[To do] Make an exact copy of the records, with the images left out.

>> begin Records for the task

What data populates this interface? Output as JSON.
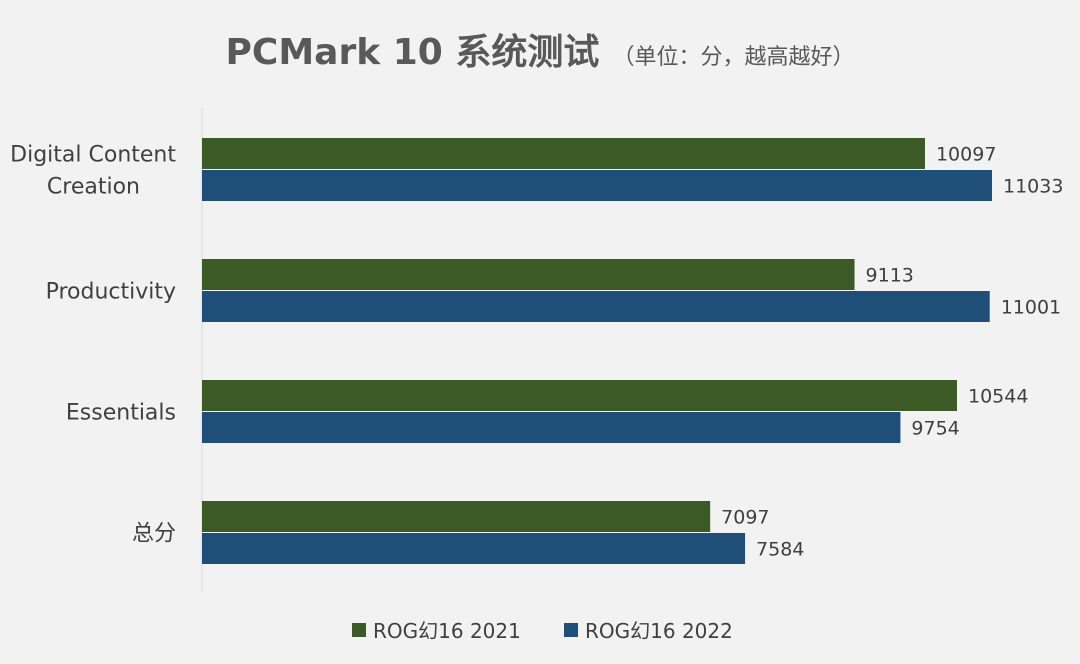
{
  "chart_data": {
    "type": "bar",
    "orientation": "horizontal",
    "title": "PCMark 10 系统测试",
    "subtitle": "（单位：分，越高越好）",
    "categories": [
      "Digital Content Creation",
      "Productivity",
      "Essentials",
      "总分"
    ],
    "series": [
      {
        "name": "ROG幻16 2021",
        "color": "#3b5a26",
        "values": [
          10097,
          9113,
          10544,
          7097
        ]
      },
      {
        "name": "ROG幻16 2022",
        "color": "#1f4e79",
        "values": [
          11033,
          11001,
          9754,
          7584
        ]
      }
    ],
    "xlim": [
      0,
      12000
    ],
    "grid": false,
    "legend_position": "bottom"
  }
}
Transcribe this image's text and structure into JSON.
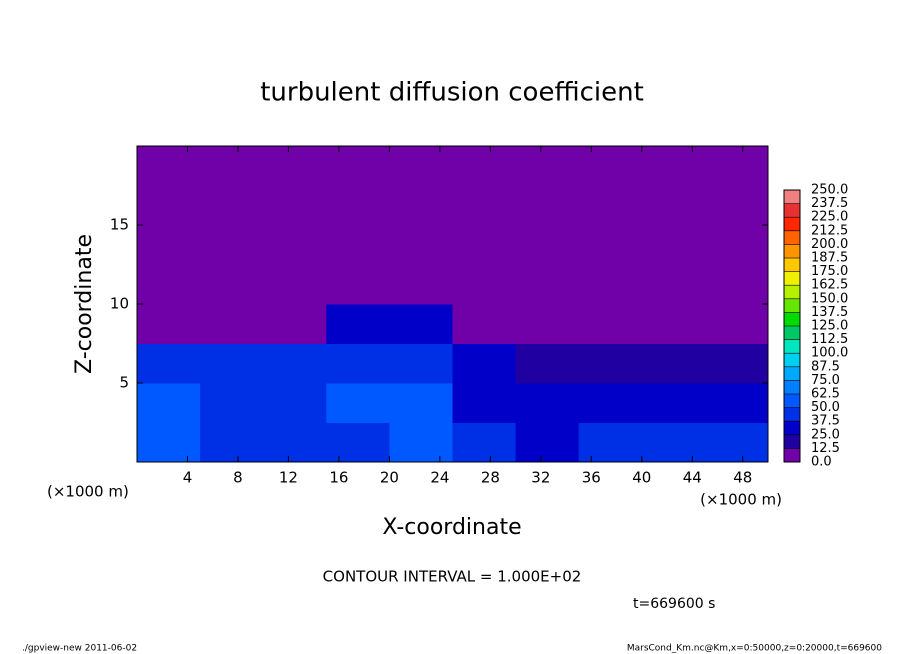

>> end Records for the task

[Expected answer]
What data populates this interface? Output as JSON.
{
  "chart_data": {
    "type": "bar",
    "orientation": "horizontal",
    "title": "PCMark 10 系统测试",
    "subtitle": "（单位：分，越高越好）",
    "categories": [
      "Digital Content Creation",
      "Productivity",
      "Essentials",
      "总分"
    ],
    "series": [
      {
        "name": "ROG幻16 2021",
        "color": "#3b5a26",
        "values": [
          10097,
          9113,
          10544,
          7097
        ]
      },
      {
        "name": "ROG幻16 2022",
        "color": "#1f4e79",
        "values": [
          11033,
          11001,
          9754,
          7584
        ]
      }
    ],
    "xlim": [
      0,
      12000
    ],
    "grid": false,
    "legend_position": "bottom"
  }
}
Transcribe this image's text and structure into JSON.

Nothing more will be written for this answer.